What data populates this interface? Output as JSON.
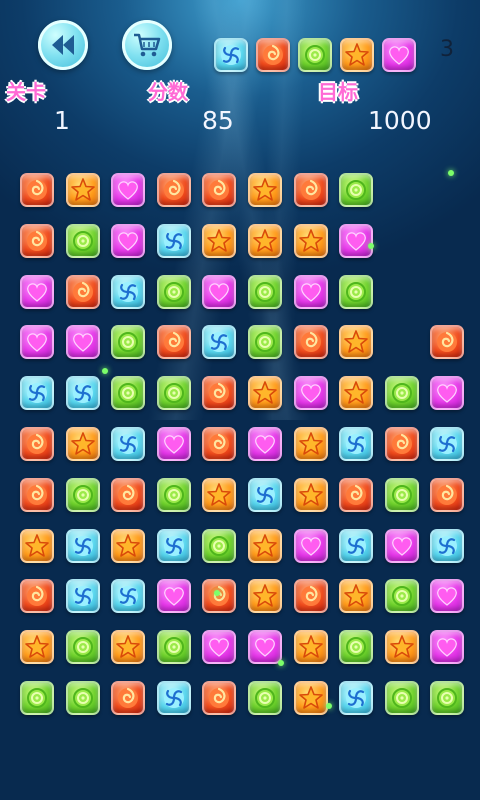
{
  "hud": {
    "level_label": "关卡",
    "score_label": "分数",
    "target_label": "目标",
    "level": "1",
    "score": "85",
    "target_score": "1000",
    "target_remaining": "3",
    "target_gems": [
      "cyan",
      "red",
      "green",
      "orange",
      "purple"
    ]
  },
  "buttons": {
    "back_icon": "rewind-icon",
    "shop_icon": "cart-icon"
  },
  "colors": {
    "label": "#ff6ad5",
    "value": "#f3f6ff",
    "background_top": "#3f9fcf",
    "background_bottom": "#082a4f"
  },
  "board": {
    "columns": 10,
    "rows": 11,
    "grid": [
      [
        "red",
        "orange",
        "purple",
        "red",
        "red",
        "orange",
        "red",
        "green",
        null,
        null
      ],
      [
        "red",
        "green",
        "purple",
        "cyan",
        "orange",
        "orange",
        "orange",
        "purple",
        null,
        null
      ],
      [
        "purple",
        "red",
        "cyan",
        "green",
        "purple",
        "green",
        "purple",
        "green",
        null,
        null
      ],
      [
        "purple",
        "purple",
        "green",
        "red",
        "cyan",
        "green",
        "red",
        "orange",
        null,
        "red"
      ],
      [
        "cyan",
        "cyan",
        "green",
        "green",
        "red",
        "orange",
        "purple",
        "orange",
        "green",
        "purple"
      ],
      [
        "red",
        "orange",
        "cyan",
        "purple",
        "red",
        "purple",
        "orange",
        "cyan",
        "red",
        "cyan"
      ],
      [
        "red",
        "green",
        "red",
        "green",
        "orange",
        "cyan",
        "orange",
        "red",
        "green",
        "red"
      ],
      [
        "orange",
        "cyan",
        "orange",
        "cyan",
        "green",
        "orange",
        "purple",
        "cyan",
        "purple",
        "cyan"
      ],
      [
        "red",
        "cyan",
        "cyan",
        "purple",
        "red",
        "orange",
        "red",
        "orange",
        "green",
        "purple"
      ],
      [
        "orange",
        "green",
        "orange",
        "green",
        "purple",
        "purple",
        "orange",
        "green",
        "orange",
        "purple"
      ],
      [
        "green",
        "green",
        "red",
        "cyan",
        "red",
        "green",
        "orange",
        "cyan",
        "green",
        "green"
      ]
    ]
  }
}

## DIRECTION
Repeat all the data as it stands, dropping any images it holds.

## RESPONSE
What data populates this interface? Output as JSON.
{
  "hud": {
    "level_label": "关卡",
    "score_label": "分数",
    "target_label": "目标",
    "level": "1",
    "score": "85",
    "target_score": "1000",
    "target_remaining": "3",
    "target_gems": [
      "cyan",
      "red",
      "green",
      "orange",
      "purple"
    ]
  },
  "buttons": {
    "back_icon": "rewind-icon",
    "shop_icon": "cart-icon"
  },
  "colors": {
    "label": "#ff6ad5",
    "value": "#f3f6ff",
    "background_top": "#3f9fcf",
    "background_bottom": "#082a4f"
  },
  "board": {
    "columns": 10,
    "rows": 11,
    "grid": [
      [
        "red",
        "orange",
        "purple",
        "red",
        "red",
        "orange",
        "red",
        "green",
        null,
        null
      ],
      [
        "red",
        "green",
        "purple",
        "cyan",
        "orange",
        "orange",
        "orange",
        "purple",
        null,
        null
      ],
      [
        "purple",
        "red",
        "cyan",
        "green",
        "purple",
        "green",
        "purple",
        "green",
        null,
        null
      ],
      [
        "purple",
        "purple",
        "green",
        "red",
        "cyan",
        "green",
        "red",
        "orange",
        null,
        "red"
      ],
      [
        "cyan",
        "cyan",
        "green",
        "green",
        "red",
        "orange",
        "purple",
        "orange",
        "green",
        "purple"
      ],
      [
        "red",
        "orange",
        "cyan",
        "purple",
        "red",
        "purple",
        "orange",
        "cyan",
        "red",
        "cyan"
      ],
      [
        "red",
        "green",
        "red",
        "green",
        "orange",
        "cyan",
        "orange",
        "red",
        "green",
        "red"
      ],
      [
        "orange",
        "cyan",
        "orange",
        "cyan",
        "green",
        "orange",
        "purple",
        "cyan",
        "purple",
        "cyan"
      ],
      [
        "red",
        "cyan",
        "cyan",
        "purple",
        "red",
        "orange",
        "red",
        "orange",
        "green",
        "purple"
      ],
      [
        "orange",
        "green",
        "orange",
        "green",
        "purple",
        "purple",
        "orange",
        "green",
        "orange",
        "purple"
      ],
      [
        "green",
        "green",
        "red",
        "cyan",
        "red",
        "green",
        "orange",
        "cyan",
        "green",
        "green"
      ]
    ]
  }
}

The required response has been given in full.